**GIVEN EXERCISE**
Repeat the material exactly, every line of it.

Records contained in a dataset
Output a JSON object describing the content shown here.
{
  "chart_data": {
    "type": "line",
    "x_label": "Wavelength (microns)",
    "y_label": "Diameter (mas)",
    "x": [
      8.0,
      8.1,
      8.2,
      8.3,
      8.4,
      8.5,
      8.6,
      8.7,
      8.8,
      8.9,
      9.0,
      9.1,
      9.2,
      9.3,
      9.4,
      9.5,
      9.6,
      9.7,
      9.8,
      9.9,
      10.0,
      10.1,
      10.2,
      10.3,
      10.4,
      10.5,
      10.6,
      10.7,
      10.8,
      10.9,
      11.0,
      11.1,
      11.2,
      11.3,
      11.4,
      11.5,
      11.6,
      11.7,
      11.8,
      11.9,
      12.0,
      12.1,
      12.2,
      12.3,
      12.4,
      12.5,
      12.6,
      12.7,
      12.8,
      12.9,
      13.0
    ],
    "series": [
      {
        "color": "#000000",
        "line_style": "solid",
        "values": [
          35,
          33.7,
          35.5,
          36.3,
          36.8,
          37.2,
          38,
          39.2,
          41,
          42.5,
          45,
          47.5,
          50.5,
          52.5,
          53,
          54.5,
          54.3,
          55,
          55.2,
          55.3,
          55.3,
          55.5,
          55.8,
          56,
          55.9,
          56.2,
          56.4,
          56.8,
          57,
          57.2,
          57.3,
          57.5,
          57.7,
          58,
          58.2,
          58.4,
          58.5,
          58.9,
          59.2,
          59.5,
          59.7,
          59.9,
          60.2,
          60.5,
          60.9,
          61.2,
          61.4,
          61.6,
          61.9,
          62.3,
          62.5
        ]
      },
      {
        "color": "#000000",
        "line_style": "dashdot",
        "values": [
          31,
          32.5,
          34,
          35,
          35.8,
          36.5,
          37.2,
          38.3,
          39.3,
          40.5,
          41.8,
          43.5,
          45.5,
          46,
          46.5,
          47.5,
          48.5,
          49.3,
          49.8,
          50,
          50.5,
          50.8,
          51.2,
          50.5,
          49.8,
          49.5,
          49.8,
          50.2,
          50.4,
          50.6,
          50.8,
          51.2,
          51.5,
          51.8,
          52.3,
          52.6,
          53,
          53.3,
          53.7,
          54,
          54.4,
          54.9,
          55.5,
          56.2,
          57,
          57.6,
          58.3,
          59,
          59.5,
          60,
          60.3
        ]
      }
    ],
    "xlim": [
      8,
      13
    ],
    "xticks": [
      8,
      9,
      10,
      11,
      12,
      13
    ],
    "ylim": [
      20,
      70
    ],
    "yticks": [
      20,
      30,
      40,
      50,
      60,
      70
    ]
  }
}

**ANSWER TO THIS EXERCISE**
Output a JSON object describing the content shown here.
{
  "chart_data": {
    "type": "line",
    "x_label": "Wavelength (microns)",
    "y_label": "Diameter (mas)",
    "x": [
      8.0,
      8.1,
      8.2,
      8.3,
      8.4,
      8.5,
      8.6,
      8.7,
      8.8,
      8.9,
      9.0,
      9.1,
      9.2,
      9.3,
      9.4,
      9.5,
      9.6,
      9.7,
      9.8,
      9.9,
      10.0,
      10.1,
      10.2,
      10.3,
      10.4,
      10.5,
      10.6,
      10.7,
      10.8,
      10.9,
      11.0,
      11.1,
      11.2,
      11.3,
      11.4,
      11.5,
      11.6,
      11.7,
      11.8,
      11.9,
      12.0,
      12.1,
      12.2,
      12.3,
      12.4,
      12.5,
      12.6,
      12.7,
      12.8,
      12.9,
      13.0
    ],
    "series": [
      {
        "color": "#000000",
        "line_style": "solid",
        "values": [
          35,
          33.7,
          35.5,
          36.3,
          36.8,
          37.2,
          38,
          39.2,
          41,
          42.5,
          45,
          47.5,
          50.5,
          52.5,
          53,
          54.5,
          54.3,
          55,
          55.2,
          55.3,
          55.3,
          55.5,
          55.8,
          56,
          55.9,
          56.2,
          56.4,
          56.8,
          57,
          57.2,
          57.3,
          57.5,
          57.7,
          58,
          58.2,
          58.4,
          58.5,
          58.9,
          59.2,
          59.5,
          59.7,
          59.9,
          60.2,
          60.5,
          60.9,
          61.2,
          61.4,
          61.6,
          61.9,
          62.3,
          62.5
        ]
      },
      {
        "color": "#000000",
        "line_style": "dashdot",
        "values": [
          31,
          32.5,
          34,
          35,
          35.8,
          36.5,
          37.2,
          38.3,
          39.3,
          40.5,
          41.8,
          43.5,
          45.5,
          46,
          46.5,
          47.5,
          48.5,
          49.3,
          49.8,
          50,
          50.5,
          50.8,
          51.2,
          50.5,
          49.8,
          49.5,
          49.8,
          50.2,
          50.4,
          50.6,
          50.8,
          51.2,
          51.5,
          51.8,
          52.3,
          52.6,
          53,
          53.3,
          53.7,
          54,
          54.4,
          54.9,
          55.5,
          56.2,
          57,
          57.6,
          58.3,
          59,
          59.5,
          60,
          60.3
        ]
      }
    ],
    "xlim": [
      8,
      13
    ],
    "xticks": [
      8,
      9,
      10,
      11,
      12,
      13
    ],
    "ylim": [
      20,
      70
    ],
    "yticks": [
      20,
      30,
      40,
      50,
      60,
      70
    ]
  }
}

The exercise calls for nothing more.